◆ EXERCISE AIM ◆
Keep only those lines of the records that include the string "Luna".

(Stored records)
* Start *

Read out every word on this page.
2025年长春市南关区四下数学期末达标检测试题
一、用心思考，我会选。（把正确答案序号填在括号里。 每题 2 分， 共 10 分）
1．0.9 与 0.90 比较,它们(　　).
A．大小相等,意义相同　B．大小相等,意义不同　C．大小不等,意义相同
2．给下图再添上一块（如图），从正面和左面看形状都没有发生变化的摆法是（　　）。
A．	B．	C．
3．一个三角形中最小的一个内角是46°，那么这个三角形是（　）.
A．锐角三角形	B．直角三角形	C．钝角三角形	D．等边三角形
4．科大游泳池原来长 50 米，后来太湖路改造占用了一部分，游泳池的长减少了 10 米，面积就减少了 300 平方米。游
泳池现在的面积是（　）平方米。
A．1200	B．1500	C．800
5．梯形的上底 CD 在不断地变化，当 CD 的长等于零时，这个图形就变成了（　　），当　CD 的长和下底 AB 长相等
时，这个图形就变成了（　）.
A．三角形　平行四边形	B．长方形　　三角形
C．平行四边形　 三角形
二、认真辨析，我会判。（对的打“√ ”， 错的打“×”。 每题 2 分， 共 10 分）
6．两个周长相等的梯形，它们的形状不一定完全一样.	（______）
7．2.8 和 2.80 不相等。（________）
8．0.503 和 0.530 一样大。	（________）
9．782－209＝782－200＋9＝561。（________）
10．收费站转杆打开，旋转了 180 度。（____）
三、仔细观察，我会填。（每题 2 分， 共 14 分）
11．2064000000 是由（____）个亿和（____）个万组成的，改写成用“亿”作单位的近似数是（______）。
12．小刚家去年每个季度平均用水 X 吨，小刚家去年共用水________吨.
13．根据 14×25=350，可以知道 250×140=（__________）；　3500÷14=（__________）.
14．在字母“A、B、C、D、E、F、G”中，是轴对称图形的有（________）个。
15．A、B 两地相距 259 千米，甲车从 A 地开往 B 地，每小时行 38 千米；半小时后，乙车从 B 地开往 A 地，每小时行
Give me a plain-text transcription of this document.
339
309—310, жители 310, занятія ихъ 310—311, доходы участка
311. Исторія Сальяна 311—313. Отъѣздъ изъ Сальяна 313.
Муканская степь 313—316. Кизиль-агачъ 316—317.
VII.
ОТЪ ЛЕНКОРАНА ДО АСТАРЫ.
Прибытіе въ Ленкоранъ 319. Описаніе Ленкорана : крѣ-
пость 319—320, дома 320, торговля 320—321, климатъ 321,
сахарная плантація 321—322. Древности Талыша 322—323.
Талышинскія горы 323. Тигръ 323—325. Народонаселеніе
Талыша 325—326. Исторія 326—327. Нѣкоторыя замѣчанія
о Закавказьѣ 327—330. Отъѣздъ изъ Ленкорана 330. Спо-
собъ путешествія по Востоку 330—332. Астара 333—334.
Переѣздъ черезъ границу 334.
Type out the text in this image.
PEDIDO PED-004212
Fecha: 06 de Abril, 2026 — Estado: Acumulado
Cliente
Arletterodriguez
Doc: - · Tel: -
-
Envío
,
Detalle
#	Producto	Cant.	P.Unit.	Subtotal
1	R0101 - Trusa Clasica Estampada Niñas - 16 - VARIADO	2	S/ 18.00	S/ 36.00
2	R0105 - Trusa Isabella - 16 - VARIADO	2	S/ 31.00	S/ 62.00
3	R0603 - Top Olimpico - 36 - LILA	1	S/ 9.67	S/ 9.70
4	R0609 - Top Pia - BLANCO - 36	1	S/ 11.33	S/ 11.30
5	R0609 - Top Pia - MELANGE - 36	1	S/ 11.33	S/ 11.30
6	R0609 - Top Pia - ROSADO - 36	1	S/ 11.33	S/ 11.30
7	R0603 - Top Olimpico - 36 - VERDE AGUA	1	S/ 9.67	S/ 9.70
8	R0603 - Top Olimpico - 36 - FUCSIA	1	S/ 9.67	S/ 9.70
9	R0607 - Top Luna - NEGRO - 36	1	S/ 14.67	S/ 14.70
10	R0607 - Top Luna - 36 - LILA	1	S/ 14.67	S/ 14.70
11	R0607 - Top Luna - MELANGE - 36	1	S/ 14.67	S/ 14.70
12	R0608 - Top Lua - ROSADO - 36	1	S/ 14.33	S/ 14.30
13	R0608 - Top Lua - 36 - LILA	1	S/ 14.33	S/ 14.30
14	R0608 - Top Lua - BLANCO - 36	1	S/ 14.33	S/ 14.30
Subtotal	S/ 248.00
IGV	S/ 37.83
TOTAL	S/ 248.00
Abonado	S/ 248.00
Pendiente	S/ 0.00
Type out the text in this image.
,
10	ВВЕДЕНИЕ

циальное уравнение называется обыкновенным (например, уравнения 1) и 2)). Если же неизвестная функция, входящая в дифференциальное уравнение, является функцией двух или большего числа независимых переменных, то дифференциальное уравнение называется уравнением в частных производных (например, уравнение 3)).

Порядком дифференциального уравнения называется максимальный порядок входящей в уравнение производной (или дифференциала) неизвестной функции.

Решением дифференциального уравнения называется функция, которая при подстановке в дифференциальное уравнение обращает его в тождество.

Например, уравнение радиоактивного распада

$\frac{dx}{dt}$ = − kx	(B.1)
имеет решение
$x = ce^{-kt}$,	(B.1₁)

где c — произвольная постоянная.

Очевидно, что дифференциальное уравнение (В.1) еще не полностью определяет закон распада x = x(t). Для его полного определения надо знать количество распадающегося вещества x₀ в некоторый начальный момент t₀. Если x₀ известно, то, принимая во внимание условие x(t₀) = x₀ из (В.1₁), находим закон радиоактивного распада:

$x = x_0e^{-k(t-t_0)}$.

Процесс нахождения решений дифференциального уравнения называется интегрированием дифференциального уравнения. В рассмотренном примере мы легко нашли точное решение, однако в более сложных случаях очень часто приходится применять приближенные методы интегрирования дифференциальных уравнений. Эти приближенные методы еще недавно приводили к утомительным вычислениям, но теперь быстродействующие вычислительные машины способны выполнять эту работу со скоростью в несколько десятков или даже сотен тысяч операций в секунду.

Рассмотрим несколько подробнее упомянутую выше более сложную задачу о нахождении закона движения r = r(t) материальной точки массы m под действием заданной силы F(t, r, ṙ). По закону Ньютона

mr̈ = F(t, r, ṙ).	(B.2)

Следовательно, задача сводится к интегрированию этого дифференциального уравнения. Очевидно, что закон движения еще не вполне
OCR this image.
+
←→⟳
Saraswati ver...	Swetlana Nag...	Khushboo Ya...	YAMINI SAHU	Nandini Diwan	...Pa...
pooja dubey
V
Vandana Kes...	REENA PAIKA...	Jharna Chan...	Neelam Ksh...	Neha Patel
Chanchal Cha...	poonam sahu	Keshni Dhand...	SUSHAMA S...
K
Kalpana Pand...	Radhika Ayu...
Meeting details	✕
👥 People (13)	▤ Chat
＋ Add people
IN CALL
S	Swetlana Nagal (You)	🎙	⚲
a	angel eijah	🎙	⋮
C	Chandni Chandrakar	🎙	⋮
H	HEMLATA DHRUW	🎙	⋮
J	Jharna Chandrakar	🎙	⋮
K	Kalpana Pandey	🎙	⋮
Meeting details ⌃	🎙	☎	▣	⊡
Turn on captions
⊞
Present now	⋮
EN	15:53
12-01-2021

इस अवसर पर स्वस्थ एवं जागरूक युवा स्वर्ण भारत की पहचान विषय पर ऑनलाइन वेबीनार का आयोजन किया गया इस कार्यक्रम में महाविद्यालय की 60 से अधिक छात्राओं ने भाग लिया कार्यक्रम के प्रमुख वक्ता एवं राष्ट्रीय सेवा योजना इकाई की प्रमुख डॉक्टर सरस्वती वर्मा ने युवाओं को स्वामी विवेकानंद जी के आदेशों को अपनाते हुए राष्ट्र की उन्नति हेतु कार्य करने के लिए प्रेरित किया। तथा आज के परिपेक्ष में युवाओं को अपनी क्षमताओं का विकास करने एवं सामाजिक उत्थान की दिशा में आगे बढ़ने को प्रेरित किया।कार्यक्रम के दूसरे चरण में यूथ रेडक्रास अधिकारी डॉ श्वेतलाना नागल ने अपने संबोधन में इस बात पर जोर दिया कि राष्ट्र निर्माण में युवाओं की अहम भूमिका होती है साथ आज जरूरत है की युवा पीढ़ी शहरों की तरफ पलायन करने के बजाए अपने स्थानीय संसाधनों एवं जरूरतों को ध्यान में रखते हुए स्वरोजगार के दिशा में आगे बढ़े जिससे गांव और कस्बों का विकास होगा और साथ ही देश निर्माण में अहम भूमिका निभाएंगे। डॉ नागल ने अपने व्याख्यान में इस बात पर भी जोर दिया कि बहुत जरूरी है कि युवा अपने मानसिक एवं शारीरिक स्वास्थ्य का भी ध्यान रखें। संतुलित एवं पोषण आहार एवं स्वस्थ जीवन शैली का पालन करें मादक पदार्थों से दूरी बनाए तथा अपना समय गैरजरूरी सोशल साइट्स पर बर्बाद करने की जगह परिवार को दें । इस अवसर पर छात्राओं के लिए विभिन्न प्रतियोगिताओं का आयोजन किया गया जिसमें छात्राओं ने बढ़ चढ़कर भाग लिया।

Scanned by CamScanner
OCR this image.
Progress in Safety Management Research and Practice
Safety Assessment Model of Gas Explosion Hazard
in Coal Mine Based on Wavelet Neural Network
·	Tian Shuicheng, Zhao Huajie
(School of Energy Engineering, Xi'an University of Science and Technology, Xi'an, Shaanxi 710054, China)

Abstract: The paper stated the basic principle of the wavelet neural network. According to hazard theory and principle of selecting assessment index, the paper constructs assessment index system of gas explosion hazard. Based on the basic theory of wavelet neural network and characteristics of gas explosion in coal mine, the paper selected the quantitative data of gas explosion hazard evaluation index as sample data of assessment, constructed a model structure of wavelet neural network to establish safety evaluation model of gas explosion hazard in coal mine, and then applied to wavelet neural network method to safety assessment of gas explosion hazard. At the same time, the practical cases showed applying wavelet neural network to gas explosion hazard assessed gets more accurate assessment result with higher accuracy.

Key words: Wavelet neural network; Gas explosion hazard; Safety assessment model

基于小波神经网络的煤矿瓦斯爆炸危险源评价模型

* End *

◆ TASK RESULT ◆
9	R0607 - Top Luna - NEGRO - 36	1	S/ 14.67	S/ 14.70
10	R0607 - Top Luna - 36 - LILA	1	S/ 14.67	S/ 14.70
11	R0607 - Top Luna - MELANGE - 36	1	S/ 14.67	S/ 14.70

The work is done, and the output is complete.